### PROBLEM STATEMENT
Nothing in the data should change when you return it, but leave the pictures out.

[Entries from a visual dataset]
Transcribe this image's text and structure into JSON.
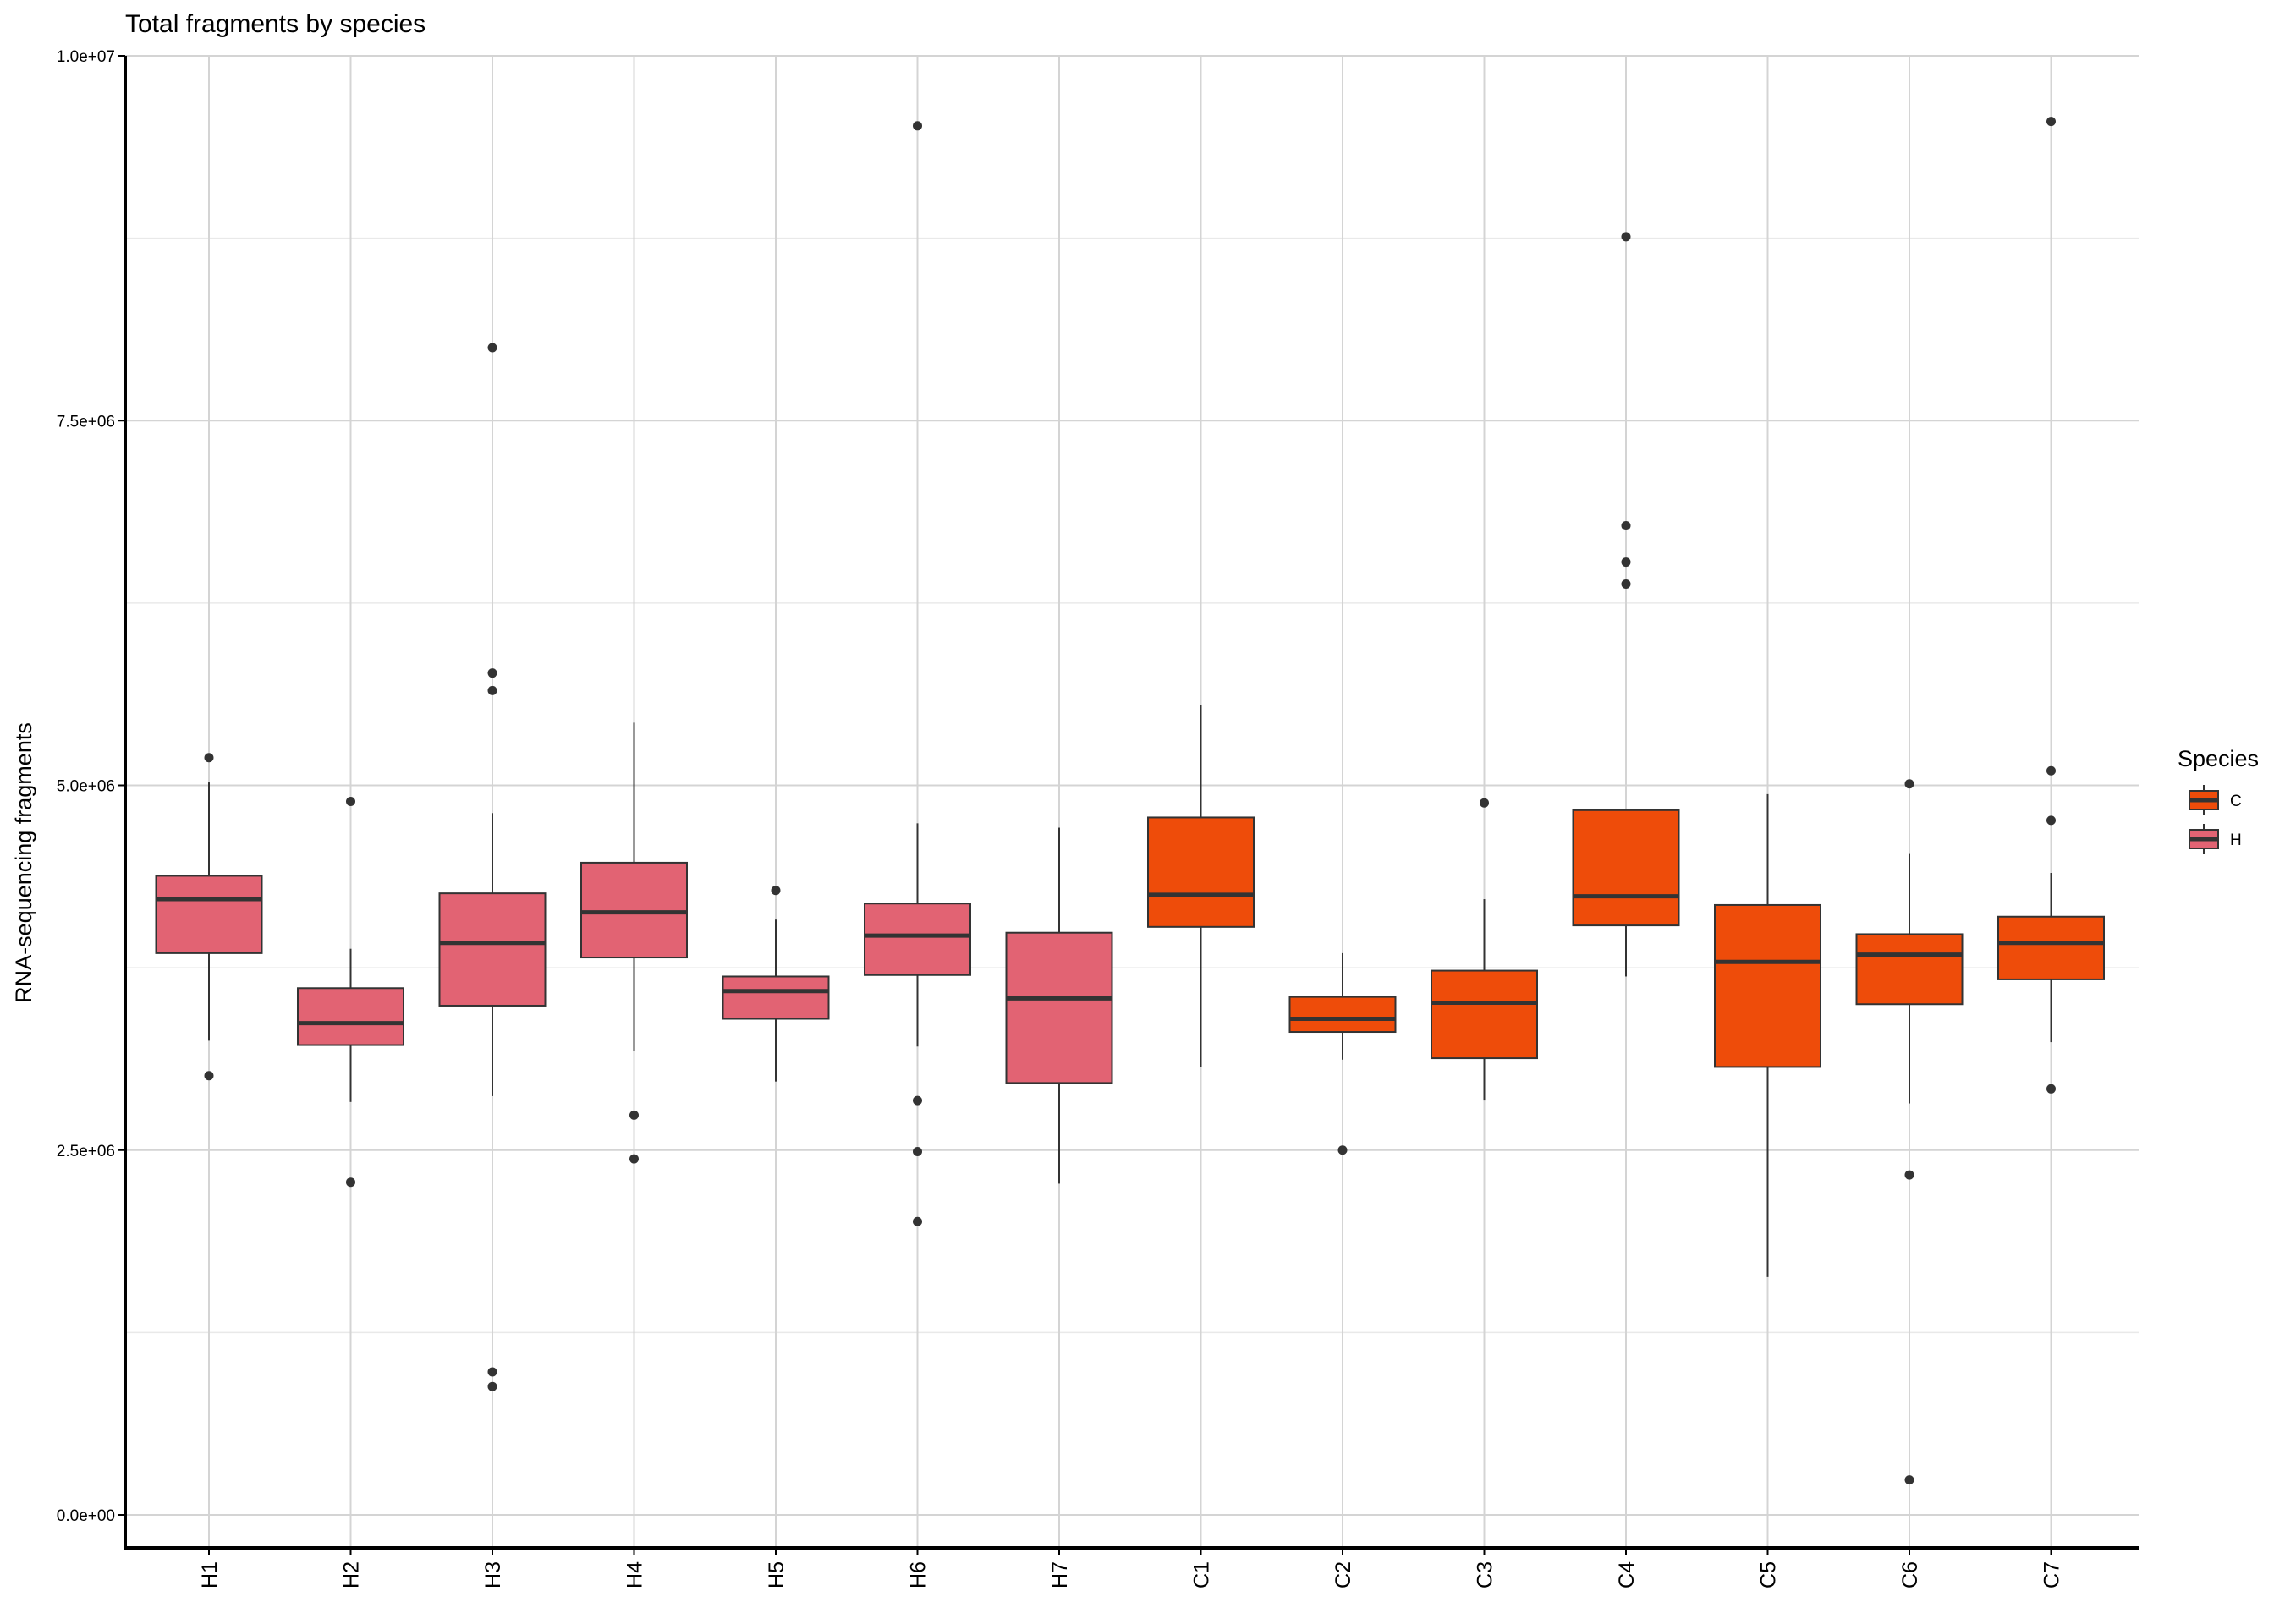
{
  "chart_data": {
    "type": "boxplot",
    "title": "Total fragments by species",
    "xlabel": "",
    "ylabel": "RNA-sequencing fragments",
    "ylim": [
      -250000,
      10000000
    ],
    "y_ticks": [
      0,
      2500000,
      5000000,
      7500000,
      10000000
    ],
    "y_tick_labels": [
      "0.0e+00",
      "2.5e+06",
      "5.0e+06",
      "7.5e+06",
      "1.0e+07"
    ],
    "y_minor_ticks": [
      1250000,
      3750000,
      6250000,
      8750000
    ],
    "grid": true,
    "legend": {
      "title": "Species",
      "placement": "right",
      "entries": [
        {
          "label": "C",
          "color": "#ee4c0a"
        },
        {
          "label": "H",
          "color": "#e26373"
        }
      ]
    },
    "categories": [
      "H1",
      "H2",
      "H3",
      "H4",
      "H5",
      "H6",
      "H7",
      "C1",
      "C2",
      "C3",
      "C4",
      "C5",
      "C6",
      "C7"
    ],
    "boxes": [
      {
        "label": "H1",
        "group": "H",
        "whisker_low": 3250000,
        "q1": 3850000,
        "median": 4220000,
        "q3": 4380000,
        "whisker_high": 5020000,
        "outliers": [
          5190000,
          3010000
        ]
      },
      {
        "label": "H2",
        "group": "H",
        "whisker_low": 2830000,
        "q1": 3220000,
        "median": 3370000,
        "q3": 3610000,
        "whisker_high": 3880000,
        "outliers": [
          4890000,
          2280000
        ]
      },
      {
        "label": "H3",
        "group": "H",
        "whisker_low": 2870000,
        "q1": 3490000,
        "median": 3920000,
        "q3": 4260000,
        "whisker_high": 4810000,
        "outliers": [
          8000000,
          5770000,
          5650000,
          980000,
          880000
        ]
      },
      {
        "label": "H4",
        "group": "H",
        "whisker_low": 3180000,
        "q1": 3820000,
        "median": 4130000,
        "q3": 4470000,
        "whisker_high": 5430000,
        "outliers": [
          2740000,
          2440000
        ]
      },
      {
        "label": "H5",
        "group": "H",
        "whisker_low": 2970000,
        "q1": 3400000,
        "median": 3590000,
        "q3": 3690000,
        "whisker_high": 4080000,
        "outliers": [
          4280000
        ]
      },
      {
        "label": "H6",
        "group": "H",
        "whisker_low": 3210000,
        "q1": 3700000,
        "median": 3970000,
        "q3": 4190000,
        "whisker_high": 4740000,
        "outliers": [
          9520000,
          2840000,
          2490000,
          2010000
        ]
      },
      {
        "label": "H7",
        "group": "H",
        "whisker_low": 2270000,
        "q1": 2960000,
        "median": 3540000,
        "q3": 3990000,
        "whisker_high": 4710000,
        "outliers": []
      },
      {
        "label": "C1",
        "group": "C",
        "whisker_low": 3070000,
        "q1": 4030000,
        "median": 4250000,
        "q3": 4780000,
        "whisker_high": 5550000,
        "outliers": []
      },
      {
        "label": "C2",
        "group": "C",
        "whisker_low": 3120000,
        "q1": 3310000,
        "median": 3400000,
        "q3": 3550000,
        "whisker_high": 3850000,
        "outliers": [
          2500000
        ]
      },
      {
        "label": "C3",
        "group": "C",
        "whisker_low": 2840000,
        "q1": 3130000,
        "median": 3510000,
        "q3": 3730000,
        "whisker_high": 4220000,
        "outliers": [
          4880000
        ]
      },
      {
        "label": "C4",
        "group": "C",
        "whisker_low": 3690000,
        "q1": 4040000,
        "median": 4240000,
        "q3": 4830000,
        "whisker_high": 4830000,
        "outliers": [
          8760000,
          6780000,
          6530000,
          6380000
        ]
      },
      {
        "label": "C5",
        "group": "C",
        "whisker_low": 1630000,
        "q1": 3070000,
        "median": 3790000,
        "q3": 4180000,
        "whisker_high": 4940000,
        "outliers": []
      },
      {
        "label": "C6",
        "group": "C",
        "whisker_low": 2820000,
        "q1": 3500000,
        "median": 3840000,
        "q3": 3980000,
        "whisker_high": 4530000,
        "outliers": [
          5010000,
          2330000,
          240000
        ]
      },
      {
        "label": "C7",
        "group": "C",
        "whisker_low": 3240000,
        "q1": 3670000,
        "median": 3920000,
        "q3": 4100000,
        "whisker_high": 4400000,
        "outliers": [
          9550000,
          5100000,
          4760000,
          2920000
        ]
      }
    ]
  },
  "colors": {
    "C": "#ee4c0a",
    "H": "#e26373",
    "line": "#333333",
    "grid_major": "#d4d4d4",
    "grid_minor": "#e9e9e9"
  }
}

### EXERCISE OUTPUT
Transcribe this image's text and structure into JSON.
{
  "chart_data": {
    "type": "boxplot",
    "title": "Total fragments by species",
    "xlabel": "",
    "ylabel": "RNA-sequencing fragments",
    "ylim": [
      -250000,
      10000000
    ],
    "y_ticks": [
      0,
      2500000,
      5000000,
      7500000,
      10000000
    ],
    "y_tick_labels": [
      "0.0e+00",
      "2.5e+06",
      "5.0e+06",
      "7.5e+06",
      "1.0e+07"
    ],
    "y_minor_ticks": [
      1250000,
      3750000,
      6250000,
      8750000
    ],
    "grid": true,
    "legend": {
      "title": "Species",
      "placement": "right",
      "entries": [
        {
          "label": "C",
          "color": "#ee4c0a"
        },
        {
          "label": "H",
          "color": "#e26373"
        }
      ]
    },
    "categories": [
      "H1",
      "H2",
      "H3",
      "H4",
      "H5",
      "H6",
      "H7",
      "C1",
      "C2",
      "C3",
      "C4",
      "C5",
      "C6",
      "C7"
    ],
    "boxes": [
      {
        "label": "H1",
        "group": "H",
        "whisker_low": 3250000,
        "q1": 3850000,
        "median": 4220000,
        "q3": 4380000,
        "whisker_high": 5020000,
        "outliers": [
          5190000,
          3010000
        ]
      },
      {
        "label": "H2",
        "group": "H",
        "whisker_low": 2830000,
        "q1": 3220000,
        "median": 3370000,
        "q3": 3610000,
        "whisker_high": 3880000,
        "outliers": [
          4890000,
          2280000
        ]
      },
      {
        "label": "H3",
        "group": "H",
        "whisker_low": 2870000,
        "q1": 3490000,
        "median": 3920000,
        "q3": 4260000,
        "whisker_high": 4810000,
        "outliers": [
          8000000,
          5770000,
          5650000,
          980000,
          880000
        ]
      },
      {
        "label": "H4",
        "group": "H",
        "whisker_low": 3180000,
        "q1": 3820000,
        "median": 4130000,
        "q3": 4470000,
        "whisker_high": 5430000,
        "outliers": [
          2740000,
          2440000
        ]
      },
      {
        "label": "H5",
        "group": "H",
        "whisker_low": 2970000,
        "q1": 3400000,
        "median": 3590000,
        "q3": 3690000,
        "whisker_high": 4080000,
        "outliers": [
          4280000
        ]
      },
      {
        "label": "H6",
        "group": "H",
        "whisker_low": 3210000,
        "q1": 3700000,
        "median": 3970000,
        "q3": 4190000,
        "whisker_high": 4740000,
        "outliers": [
          9520000,
          2840000,
          2490000,
          2010000
        ]
      },
      {
        "label": "H7",
        "group": "H",
        "whisker_low": 2270000,
        "q1": 2960000,
        "median": 3540000,
        "q3": 3990000,
        "whisker_high": 4710000,
        "outliers": []
      },
      {
        "label": "C1",
        "group": "C",
        "whisker_low": 3070000,
        "q1": 4030000,
        "median": 4250000,
        "q3": 4780000,
        "whisker_high": 5550000,
        "outliers": []
      },
      {
        "label": "C2",
        "group": "C",
        "whisker_low": 3120000,
        "q1": 3310000,
        "median": 3400000,
        "q3": 3550000,
        "whisker_high": 3850000,
        "outliers": [
          2500000
        ]
      },
      {
        "label": "C3",
        "group": "C",
        "whisker_low": 2840000,
        "q1": 3130000,
        "median": 3510000,
        "q3": 3730000,
        "whisker_high": 4220000,
        "outliers": [
          4880000
        ]
      },
      {
        "label": "C4",
        "group": "C",
        "whisker_low": 3690000,
        "q1": 4040000,
        "median": 4240000,
        "q3": 4830000,
        "whisker_high": 4830000,
        "outliers": [
          8760000,
          6780000,
          6530000,
          6380000
        ]
      },
      {
        "label": "C5",
        "group": "C",
        "whisker_low": 1630000,
        "q1": 3070000,
        "median": 3790000,
        "q3": 4180000,
        "whisker_high": 4940000,
        "outliers": []
      },
      {
        "label": "C6",
        "group": "C",
        "whisker_low": 2820000,
        "q1": 3500000,
        "median": 3840000,
        "q3": 3980000,
        "whisker_high": 4530000,
        "outliers": [
          5010000,
          2330000,
          240000
        ]
      },
      {
        "label": "C7",
        "group": "C",
        "whisker_low": 3240000,
        "q1": 3670000,
        "median": 3920000,
        "q3": 4100000,
        "whisker_high": 4400000,
        "outliers": [
          9550000,
          5100000,
          4760000,
          2920000
        ]
      }
    ]
  },
  "colors": {
    "C": "#ee4c0a",
    "H": "#e26373",
    "line": "#333333",
    "grid_major": "#d4d4d4",
    "grid_minor": "#e9e9e9"
  }
}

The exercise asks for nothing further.